§ Your instructions
Put every line of the records below, from the start through the line with "Text: ato mutant, eyeless", into a Markdown table with the columns Row and Line. Skip any blank lines.

§ Supplied material
^^^^^^^^

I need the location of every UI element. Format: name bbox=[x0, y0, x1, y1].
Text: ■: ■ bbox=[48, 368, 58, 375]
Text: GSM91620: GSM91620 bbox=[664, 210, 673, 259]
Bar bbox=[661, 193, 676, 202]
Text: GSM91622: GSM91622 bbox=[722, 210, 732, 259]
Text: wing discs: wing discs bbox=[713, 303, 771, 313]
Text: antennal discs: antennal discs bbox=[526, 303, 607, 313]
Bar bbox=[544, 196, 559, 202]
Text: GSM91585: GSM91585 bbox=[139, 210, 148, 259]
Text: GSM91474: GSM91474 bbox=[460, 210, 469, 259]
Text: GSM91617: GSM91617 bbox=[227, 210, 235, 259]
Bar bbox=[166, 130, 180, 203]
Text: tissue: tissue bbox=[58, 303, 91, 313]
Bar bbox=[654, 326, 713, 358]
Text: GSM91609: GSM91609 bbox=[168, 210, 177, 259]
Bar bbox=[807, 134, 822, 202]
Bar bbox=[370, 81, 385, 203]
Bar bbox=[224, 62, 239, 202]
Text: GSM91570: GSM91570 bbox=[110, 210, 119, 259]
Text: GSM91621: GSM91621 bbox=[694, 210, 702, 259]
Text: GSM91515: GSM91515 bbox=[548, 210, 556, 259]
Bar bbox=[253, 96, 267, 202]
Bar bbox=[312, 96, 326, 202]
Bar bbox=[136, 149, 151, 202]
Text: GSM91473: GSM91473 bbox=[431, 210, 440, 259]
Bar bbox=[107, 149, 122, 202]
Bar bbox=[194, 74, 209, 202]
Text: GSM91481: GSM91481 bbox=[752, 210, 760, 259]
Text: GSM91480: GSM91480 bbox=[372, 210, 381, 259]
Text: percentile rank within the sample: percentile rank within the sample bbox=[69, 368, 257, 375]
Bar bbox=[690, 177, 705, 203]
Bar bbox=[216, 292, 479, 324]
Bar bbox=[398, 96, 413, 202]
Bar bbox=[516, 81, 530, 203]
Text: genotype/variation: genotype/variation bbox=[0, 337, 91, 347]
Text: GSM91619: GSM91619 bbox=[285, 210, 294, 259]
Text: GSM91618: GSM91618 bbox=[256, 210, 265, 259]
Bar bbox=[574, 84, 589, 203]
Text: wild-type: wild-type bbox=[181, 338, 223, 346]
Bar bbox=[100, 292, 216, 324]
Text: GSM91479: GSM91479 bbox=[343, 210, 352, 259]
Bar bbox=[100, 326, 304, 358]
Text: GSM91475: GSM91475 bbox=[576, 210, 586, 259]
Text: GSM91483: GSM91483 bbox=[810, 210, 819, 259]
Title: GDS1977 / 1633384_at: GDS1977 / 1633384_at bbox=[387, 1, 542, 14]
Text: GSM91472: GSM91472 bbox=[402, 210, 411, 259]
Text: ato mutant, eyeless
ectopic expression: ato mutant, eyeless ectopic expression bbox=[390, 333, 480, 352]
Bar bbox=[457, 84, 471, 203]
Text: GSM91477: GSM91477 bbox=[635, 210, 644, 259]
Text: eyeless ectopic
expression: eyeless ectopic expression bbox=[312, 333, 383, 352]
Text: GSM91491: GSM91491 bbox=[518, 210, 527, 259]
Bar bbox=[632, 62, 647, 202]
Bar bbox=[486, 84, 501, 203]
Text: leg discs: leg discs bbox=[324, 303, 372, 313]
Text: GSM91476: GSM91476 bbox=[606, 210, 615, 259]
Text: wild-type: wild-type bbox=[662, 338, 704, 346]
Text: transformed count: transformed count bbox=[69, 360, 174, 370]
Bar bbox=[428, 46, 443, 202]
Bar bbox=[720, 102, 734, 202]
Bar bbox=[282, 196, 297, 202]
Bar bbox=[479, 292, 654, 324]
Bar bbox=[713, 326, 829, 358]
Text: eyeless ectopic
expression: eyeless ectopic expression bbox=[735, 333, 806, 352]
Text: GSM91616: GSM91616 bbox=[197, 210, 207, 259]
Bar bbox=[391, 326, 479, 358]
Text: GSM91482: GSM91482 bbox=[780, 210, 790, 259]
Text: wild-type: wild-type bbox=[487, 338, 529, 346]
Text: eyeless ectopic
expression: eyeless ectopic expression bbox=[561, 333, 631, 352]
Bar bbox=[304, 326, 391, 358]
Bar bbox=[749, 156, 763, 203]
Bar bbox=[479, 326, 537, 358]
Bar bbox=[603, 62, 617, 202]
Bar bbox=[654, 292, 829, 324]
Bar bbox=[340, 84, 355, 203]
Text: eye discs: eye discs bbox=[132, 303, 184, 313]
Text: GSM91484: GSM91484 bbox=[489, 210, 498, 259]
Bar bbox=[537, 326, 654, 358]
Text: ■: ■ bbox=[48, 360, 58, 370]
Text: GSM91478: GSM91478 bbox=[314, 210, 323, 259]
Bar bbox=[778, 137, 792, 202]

^^^^^^^^

§ Reply to the exercise
| Row | Line |
|---|---|
| 1 | I need the location of every UI element. Format: name bbox=[x0, y0, x1, y1]. |
| 2 | Text: ■: ■ bbox=[48, 368, 58, 375] |
| 3 | Text: GSM91620: GSM91620 bbox=[664, 210, 673, 259] |
| 4 | Bar bbox=[661, 193, 676, 202] |
| 5 | Text: GSM91622: GSM91622 bbox=[722, 210, 732, 259] |
| 6 | Text: wing discs: wing discs bbox=[713, 303, 771, 313] |
| 7 | Text: antennal discs: antennal discs bbox=[526, 303, 607, 313] |
| 8 | Bar bbox=[544, 196, 559, 202] |
| 9 | Text: GSM91585: GSM91585 bbox=[139, 210, 148, 259] |
| 10 | Text: GSM91474: GSM91474 bbox=[460, 210, 469, 259] |
| 11 | Text: GSM91617: GSM91617 bbox=[227, 210, 235, 259] |
| 12 | Bar bbox=[166, 130, 180, 203] |
| 13 | Text: tissue: tissue bbox=[58, 303, 91, 313] |
| 14 | Bar bbox=[654, 326, 713, 358] |
| 15 | Text: GSM91609: GSM91609 bbox=[168, 210, 177, 259] |
| 16 | Bar bbox=[807, 134, 822, 202] |
| 17 | Bar bbox=[370, 81, 385, 203] |
| 18 | Bar bbox=[224, 62, 239, 202] |
| 19 | Text: GSM91570: GSM91570 bbox=[110, 210, 119, 259] |
| 20 | Text: GSM91621: GSM91621 bbox=[694, 210, 702, 259] |
| 21 | Text: GSM91515: GSM91515 bbox=[548, 210, 556, 259] |
| 22 | Bar bbox=[253, 96, 267, 202] |
| 23 | Bar bbox=[312, 96, 326, 202] |
| 24 | Bar bbox=[136, 149, 151, 202] |
| 25 | Text: GSM91473: GSM91473 bbox=[431, 210, 440, 259] |
| 26 | Bar bbox=[107, 149, 122, 202] |
| 27 | Bar bbox=[194, 74, 209, 202] |
| 28 | Text: GSM91481: GSM91481 bbox=[752, 210, 760, 259] |
| 29 | Text: GSM91480: GSM91480 bbox=[372, 210, 381, 259] |
| 30 | Text: percentile rank within the sample: percentile rank within the sample bbox=[69, 368, 257, 375] |
| 31 | Bar bbox=[690, 177, 705, 203] |
| 32 | Bar bbox=[216, 292, 479, 324] |
| 33 | Bar bbox=[398, 96, 413, 202] |
| 34 | Bar bbox=[516, 81, 530, 203] |
| 35 | Text: genotype/variation: genotype/variation bbox=[0, 337, 91, 347] |
| 36 | Text: GSM91619: GSM91619 bbox=[285, 210, 294, 259] |
| 37 | Text: GSM91618: GSM91618 bbox=[256, 210, 265, 259] |
| 38 | Bar bbox=[574, 84, 589, 203] |
| 39 | Text: wild-type: wild-type bbox=[181, 338, 223, 346] |
| 40 | Bar bbox=[100, 292, 216, 324] |
| 41 | Text: GSM91479: GSM91479 bbox=[343, 210, 352, 259] |
| 42 | Bar bbox=[100, 326, 304, 358] |
| 43 | Text: GSM91475: GSM91475 bbox=[576, 210, 586, 259] |
| 44 | Text: GSM91483: GSM91483 bbox=[810, 210, 819, 259] |
| 45 | Title: GDS1977 / 1633384_at: GDS1977 / 1633384_at bbox=[387, 1, 542, 14] |
| 46 | Text: GSM91472: GSM91472 bbox=[402, 210, 411, 259] |
| 47 | Text: ato mutant, eyeless |